[Work required]
Count every line where "footer" shows up, and give that number only.

[Source data]

:::

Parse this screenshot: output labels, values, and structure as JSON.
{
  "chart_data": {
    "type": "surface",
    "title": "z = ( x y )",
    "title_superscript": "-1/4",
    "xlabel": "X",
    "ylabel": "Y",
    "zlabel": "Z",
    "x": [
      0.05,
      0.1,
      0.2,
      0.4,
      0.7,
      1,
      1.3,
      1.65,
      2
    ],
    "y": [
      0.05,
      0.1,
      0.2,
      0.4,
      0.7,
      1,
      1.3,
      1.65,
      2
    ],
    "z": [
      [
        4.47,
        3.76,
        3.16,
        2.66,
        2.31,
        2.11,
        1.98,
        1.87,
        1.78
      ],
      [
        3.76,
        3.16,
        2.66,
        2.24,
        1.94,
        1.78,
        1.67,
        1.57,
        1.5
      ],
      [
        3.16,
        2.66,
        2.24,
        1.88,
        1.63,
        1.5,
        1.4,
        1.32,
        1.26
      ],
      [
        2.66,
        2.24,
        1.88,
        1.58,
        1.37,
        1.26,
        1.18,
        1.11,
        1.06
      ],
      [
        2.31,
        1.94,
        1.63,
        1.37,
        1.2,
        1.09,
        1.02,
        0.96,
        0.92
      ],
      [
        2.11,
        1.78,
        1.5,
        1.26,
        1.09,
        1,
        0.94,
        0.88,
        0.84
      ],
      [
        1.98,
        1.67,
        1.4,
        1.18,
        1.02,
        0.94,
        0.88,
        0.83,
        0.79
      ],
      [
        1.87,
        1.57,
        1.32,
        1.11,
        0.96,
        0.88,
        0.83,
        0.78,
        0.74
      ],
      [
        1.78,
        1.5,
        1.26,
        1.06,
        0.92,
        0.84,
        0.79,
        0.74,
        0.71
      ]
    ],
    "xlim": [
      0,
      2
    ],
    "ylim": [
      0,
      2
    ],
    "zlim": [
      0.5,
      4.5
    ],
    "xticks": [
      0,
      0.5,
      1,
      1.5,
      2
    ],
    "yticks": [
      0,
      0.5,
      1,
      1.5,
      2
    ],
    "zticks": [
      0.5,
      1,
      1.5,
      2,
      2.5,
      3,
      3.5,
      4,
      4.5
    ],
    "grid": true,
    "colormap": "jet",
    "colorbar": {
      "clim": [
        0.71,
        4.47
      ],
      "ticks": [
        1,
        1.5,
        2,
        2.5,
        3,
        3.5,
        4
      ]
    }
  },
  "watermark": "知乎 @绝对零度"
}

:::

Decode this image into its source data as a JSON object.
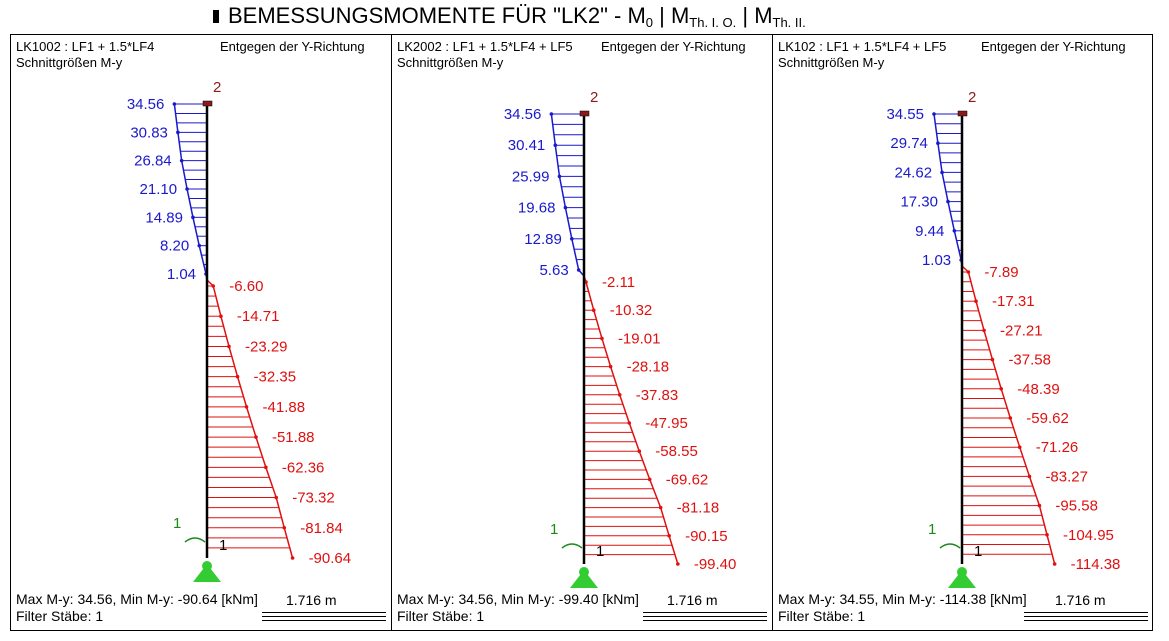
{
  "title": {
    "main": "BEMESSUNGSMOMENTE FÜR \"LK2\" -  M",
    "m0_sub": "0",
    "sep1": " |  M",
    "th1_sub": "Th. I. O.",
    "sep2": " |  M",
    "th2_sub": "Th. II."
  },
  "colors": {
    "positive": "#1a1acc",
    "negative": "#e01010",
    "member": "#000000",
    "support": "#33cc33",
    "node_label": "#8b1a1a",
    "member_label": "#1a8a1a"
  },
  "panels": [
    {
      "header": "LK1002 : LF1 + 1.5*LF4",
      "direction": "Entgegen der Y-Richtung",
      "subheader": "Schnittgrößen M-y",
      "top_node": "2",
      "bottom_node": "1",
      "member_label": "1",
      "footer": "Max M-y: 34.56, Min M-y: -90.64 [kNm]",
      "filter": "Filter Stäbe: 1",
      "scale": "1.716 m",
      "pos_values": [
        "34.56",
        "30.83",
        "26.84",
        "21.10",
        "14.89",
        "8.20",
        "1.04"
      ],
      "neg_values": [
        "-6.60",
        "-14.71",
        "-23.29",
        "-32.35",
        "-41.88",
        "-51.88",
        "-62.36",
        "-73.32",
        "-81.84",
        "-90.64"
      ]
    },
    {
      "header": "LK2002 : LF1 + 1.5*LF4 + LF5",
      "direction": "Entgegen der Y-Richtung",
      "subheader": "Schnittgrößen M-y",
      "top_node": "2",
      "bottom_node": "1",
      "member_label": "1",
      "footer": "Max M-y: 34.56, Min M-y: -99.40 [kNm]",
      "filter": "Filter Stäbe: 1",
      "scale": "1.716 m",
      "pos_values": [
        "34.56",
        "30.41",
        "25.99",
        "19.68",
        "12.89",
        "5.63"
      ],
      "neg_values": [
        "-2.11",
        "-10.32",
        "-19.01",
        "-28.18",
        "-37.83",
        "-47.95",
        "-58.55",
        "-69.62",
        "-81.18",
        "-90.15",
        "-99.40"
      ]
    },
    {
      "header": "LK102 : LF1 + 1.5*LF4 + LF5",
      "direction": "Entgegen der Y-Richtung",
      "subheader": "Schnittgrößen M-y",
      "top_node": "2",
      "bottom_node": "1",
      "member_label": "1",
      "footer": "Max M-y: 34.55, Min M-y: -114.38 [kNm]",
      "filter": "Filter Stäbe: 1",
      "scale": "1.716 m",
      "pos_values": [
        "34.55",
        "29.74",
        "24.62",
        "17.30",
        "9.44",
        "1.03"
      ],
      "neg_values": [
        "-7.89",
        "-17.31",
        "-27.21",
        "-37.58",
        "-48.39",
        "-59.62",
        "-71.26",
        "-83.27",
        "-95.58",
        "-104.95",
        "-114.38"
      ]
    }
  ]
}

:::

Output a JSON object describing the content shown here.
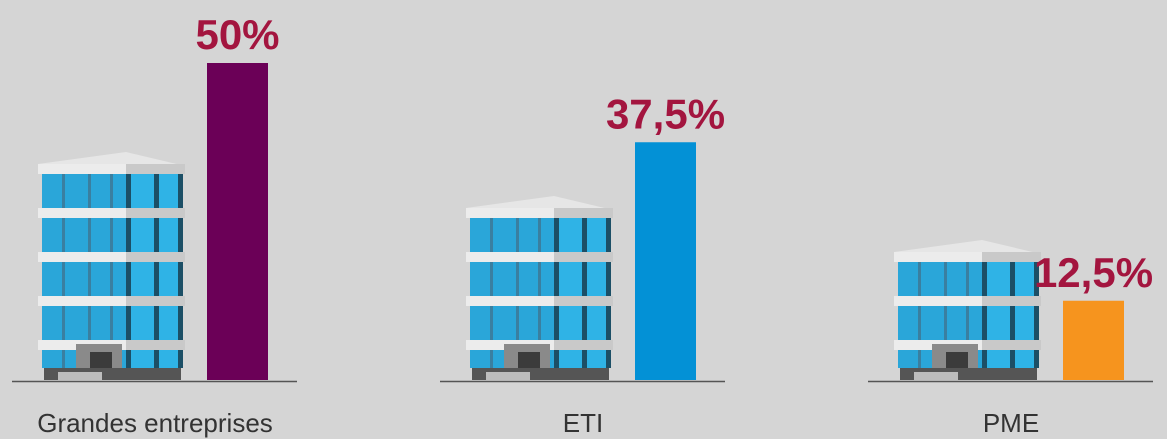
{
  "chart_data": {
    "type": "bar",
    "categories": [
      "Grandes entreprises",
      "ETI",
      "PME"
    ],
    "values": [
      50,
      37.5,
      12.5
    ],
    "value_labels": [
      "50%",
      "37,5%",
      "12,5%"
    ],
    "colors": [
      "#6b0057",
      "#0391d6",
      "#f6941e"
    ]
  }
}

:::

[Exercise solution]
3